**Extrait choisi:**
--------------------------------------------------

Mais les ennuis ne se sont pas arrêtés là. A la surprise des observateurs étrangers, les pilotes de Lufthansa sont eux-aussi entrés en conflit avec leur direction et alors qu’on était habitués à un accord de dernière minute, comme c'est souvent l’usage en Allemagne, les navigants ont bel et bien déclenché un arrêt de travail massif. C’est ainsi que le 2 septembre le transporteur a été amené à annuler toutes ses opérations sur ses deux principales bases Francfort et Munich. Un millier de vols sont ainsi passés à la trappe impactant les quelques 130.000 passagers qui devaient les emprunter.
Les dégâts deviennent très sérieux, ne serait-ce que sur l’aspect économique sans compter l’impact médiatique. En effet, selon les règles européennes, les passagers ont droit à une indemnité de 600 € chaque fois qu’un vol est annulé pour cause de grève du personnel de la compagnie, sans compter, bien entendu, le remboursement des billets non utilisés. Ainsi, potentiellement, voilà près de 80 M€ partis en fumée à rajouter aux quelques 50 à 60 millions pour compenser les défaillances de Brussels Airlines. L’affaire a été jugée suffisamment sérieuse par la direction du groupe pour donner en grande partie satisfaction aux grévistes afin d’éviter, à toute force, un nouvel arrêt de travail prévu, lui, les 7 et 8 septembre. Et la note sera aussi salée. Les salariés vont recevoir une augmentation de 200 € par mois plus 2,5% d’augmentation en janvier et autant en juillet.

--------------------------------------------------

**Entrées extraites:**
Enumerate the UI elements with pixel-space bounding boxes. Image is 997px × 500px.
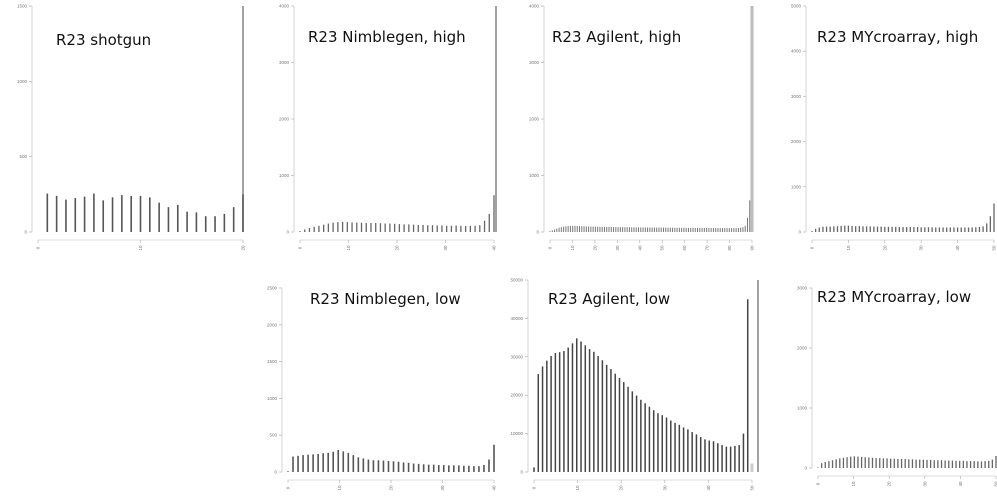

--------------------------------------------------

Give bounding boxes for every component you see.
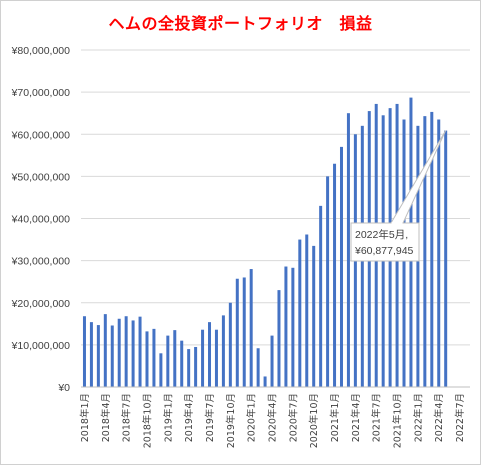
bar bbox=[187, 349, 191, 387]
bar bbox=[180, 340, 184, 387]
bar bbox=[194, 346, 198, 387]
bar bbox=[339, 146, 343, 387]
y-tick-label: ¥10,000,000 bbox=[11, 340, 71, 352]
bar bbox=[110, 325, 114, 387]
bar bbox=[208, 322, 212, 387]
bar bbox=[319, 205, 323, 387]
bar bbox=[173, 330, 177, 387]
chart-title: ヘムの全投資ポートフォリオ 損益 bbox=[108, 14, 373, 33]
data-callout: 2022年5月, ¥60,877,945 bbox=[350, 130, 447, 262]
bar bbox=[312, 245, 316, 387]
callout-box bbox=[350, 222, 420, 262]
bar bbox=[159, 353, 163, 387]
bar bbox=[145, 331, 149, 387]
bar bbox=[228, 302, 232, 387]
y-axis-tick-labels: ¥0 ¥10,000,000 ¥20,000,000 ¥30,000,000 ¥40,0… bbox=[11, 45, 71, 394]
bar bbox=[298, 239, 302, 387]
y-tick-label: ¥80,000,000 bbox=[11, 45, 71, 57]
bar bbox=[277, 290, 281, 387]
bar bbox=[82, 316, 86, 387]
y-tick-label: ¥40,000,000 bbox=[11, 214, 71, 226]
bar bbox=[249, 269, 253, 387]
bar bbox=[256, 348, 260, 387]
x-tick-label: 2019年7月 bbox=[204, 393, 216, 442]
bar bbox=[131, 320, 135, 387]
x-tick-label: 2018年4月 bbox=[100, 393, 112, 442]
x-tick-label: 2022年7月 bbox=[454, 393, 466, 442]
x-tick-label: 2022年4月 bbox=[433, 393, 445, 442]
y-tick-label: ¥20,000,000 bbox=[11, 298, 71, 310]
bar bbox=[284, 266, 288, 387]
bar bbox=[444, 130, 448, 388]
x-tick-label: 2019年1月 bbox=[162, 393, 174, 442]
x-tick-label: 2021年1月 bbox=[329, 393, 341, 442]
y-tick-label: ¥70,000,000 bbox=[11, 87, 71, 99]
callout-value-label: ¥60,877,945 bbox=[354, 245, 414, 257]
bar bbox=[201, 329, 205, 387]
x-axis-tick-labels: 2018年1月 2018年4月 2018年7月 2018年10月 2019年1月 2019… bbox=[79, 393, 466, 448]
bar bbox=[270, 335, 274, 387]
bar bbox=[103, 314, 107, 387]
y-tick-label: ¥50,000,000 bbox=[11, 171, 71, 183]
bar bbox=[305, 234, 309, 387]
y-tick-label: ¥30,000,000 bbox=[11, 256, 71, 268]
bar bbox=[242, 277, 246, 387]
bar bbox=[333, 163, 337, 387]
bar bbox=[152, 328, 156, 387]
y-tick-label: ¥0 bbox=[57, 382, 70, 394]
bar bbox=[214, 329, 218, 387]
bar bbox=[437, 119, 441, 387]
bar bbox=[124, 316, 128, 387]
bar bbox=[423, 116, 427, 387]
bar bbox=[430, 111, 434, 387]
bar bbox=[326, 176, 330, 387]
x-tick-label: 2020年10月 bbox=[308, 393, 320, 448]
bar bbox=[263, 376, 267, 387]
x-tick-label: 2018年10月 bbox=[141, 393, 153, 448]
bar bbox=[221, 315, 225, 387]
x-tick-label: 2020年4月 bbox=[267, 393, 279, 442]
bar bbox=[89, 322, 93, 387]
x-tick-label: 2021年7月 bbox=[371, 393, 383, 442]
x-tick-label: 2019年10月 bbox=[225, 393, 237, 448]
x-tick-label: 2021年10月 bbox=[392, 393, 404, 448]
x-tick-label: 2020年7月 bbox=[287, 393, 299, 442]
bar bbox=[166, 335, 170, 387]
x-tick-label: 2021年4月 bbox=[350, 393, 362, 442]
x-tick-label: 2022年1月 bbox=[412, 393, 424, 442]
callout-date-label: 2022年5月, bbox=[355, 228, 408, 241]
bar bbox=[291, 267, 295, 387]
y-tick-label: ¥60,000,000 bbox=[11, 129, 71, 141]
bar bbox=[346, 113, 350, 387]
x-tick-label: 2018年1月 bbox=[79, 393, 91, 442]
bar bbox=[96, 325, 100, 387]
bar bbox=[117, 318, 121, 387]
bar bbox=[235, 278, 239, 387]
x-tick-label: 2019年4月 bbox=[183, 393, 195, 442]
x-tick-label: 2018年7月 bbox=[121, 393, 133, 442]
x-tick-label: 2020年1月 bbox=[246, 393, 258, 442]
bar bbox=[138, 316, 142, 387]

--------------------------------------------------

**Énoncé du problème:**
Recopiez mot pour mot le passage du texte sur la grève des pilotes de Lufthansa, de « Mais les ennuis » à « devaient les emprunter. ».

**Résultat obtenu:**
Mais les ennuis ne se sont pas arrêtés là. A la surprise des observateurs étrangers, les pilotes de Lufthansa sont eux-aussi entrés en conflit avec leur direction et alors qu’on était habitués à un accord de dernière minute, comme c'est souvent l’usage en Allemagne, les navigants ont bel et bien déclenché un arrêt de travail massif. C’est ainsi que le 2 septembre le transporteur a été amené à annuler toutes ses opérations sur ses deux principales bases Francfort et Munich. Un millier de vols sont ainsi passés à la trappe impactant les quelques 130.000 passagers qui devaient les emprunter.